→ **EXERCISE PROMPT**
Tally the lines containing "icon" and report the number alone.

-- START OF DATA TO USE --

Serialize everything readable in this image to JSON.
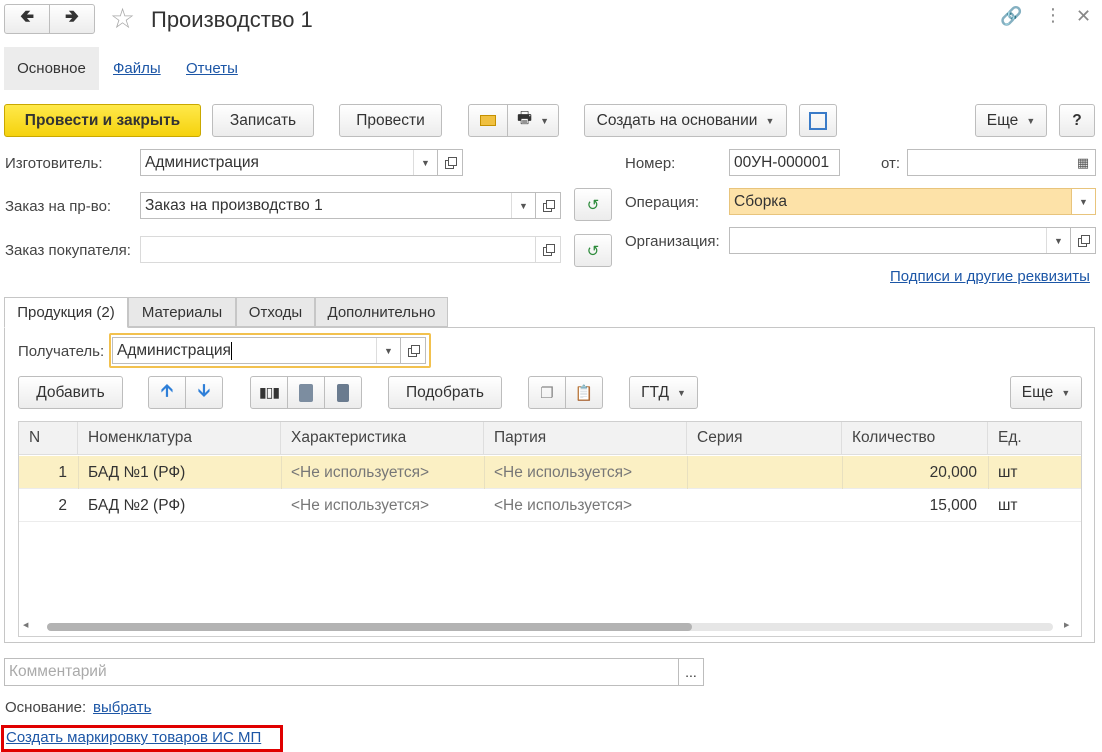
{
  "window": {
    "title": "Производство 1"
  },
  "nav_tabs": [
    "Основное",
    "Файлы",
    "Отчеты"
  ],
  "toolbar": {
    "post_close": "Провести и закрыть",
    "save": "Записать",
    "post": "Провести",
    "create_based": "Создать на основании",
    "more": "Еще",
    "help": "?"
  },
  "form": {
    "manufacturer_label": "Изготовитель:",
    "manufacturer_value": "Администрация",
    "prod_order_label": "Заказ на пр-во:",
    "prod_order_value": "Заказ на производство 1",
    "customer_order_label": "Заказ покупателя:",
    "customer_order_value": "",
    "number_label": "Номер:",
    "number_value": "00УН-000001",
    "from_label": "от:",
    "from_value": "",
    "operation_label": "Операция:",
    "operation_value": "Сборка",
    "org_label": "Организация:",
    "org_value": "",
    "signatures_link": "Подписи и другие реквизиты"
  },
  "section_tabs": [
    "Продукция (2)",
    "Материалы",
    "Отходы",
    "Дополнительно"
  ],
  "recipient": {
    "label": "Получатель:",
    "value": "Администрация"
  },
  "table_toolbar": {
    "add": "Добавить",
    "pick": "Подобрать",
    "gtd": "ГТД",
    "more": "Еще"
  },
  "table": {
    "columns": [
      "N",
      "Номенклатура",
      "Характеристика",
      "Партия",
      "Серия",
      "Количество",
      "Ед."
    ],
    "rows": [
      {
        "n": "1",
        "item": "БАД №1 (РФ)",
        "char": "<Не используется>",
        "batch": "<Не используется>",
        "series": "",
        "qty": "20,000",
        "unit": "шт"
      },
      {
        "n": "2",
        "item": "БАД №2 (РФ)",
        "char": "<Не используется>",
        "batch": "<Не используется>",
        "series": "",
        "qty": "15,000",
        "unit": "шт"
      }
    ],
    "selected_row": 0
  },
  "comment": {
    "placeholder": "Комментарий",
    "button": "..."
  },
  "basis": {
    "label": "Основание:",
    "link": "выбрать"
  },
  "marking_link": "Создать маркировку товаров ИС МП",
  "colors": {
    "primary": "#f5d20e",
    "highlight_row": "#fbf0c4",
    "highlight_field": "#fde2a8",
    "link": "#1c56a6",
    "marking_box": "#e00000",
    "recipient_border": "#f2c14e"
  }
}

-- END OF DATA TO USE --
-- START OF DATA TO USE --

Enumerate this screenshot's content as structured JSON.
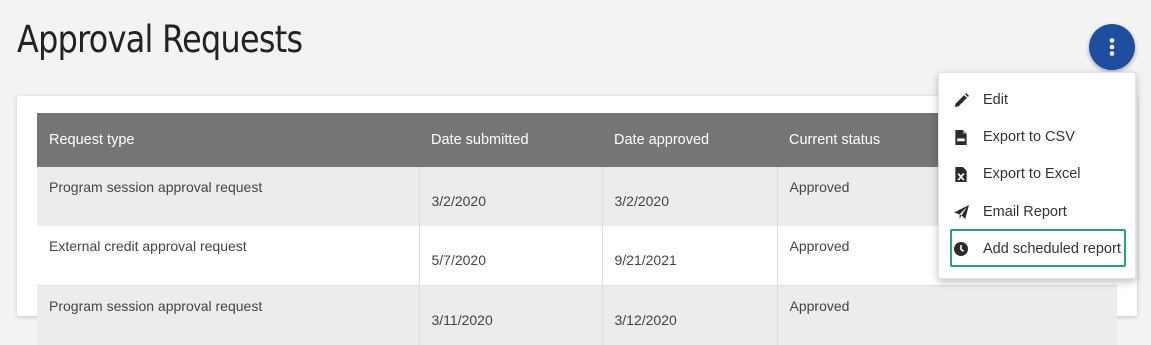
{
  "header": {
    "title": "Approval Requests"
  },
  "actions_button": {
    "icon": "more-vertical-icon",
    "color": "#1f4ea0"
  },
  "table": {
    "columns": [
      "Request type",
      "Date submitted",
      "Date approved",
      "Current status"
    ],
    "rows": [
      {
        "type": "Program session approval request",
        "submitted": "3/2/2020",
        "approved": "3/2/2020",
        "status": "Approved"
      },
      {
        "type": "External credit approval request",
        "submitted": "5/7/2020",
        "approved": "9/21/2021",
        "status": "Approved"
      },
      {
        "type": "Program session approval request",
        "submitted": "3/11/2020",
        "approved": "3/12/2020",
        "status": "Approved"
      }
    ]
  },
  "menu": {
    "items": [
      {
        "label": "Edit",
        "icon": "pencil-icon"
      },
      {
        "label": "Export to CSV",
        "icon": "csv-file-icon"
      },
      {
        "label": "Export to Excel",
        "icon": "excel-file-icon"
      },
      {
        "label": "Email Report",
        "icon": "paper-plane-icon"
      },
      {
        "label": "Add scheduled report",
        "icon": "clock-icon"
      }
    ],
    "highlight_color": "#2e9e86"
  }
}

-- END OF DATA TO USE --

→ **WRITTEN SOLUTION**
6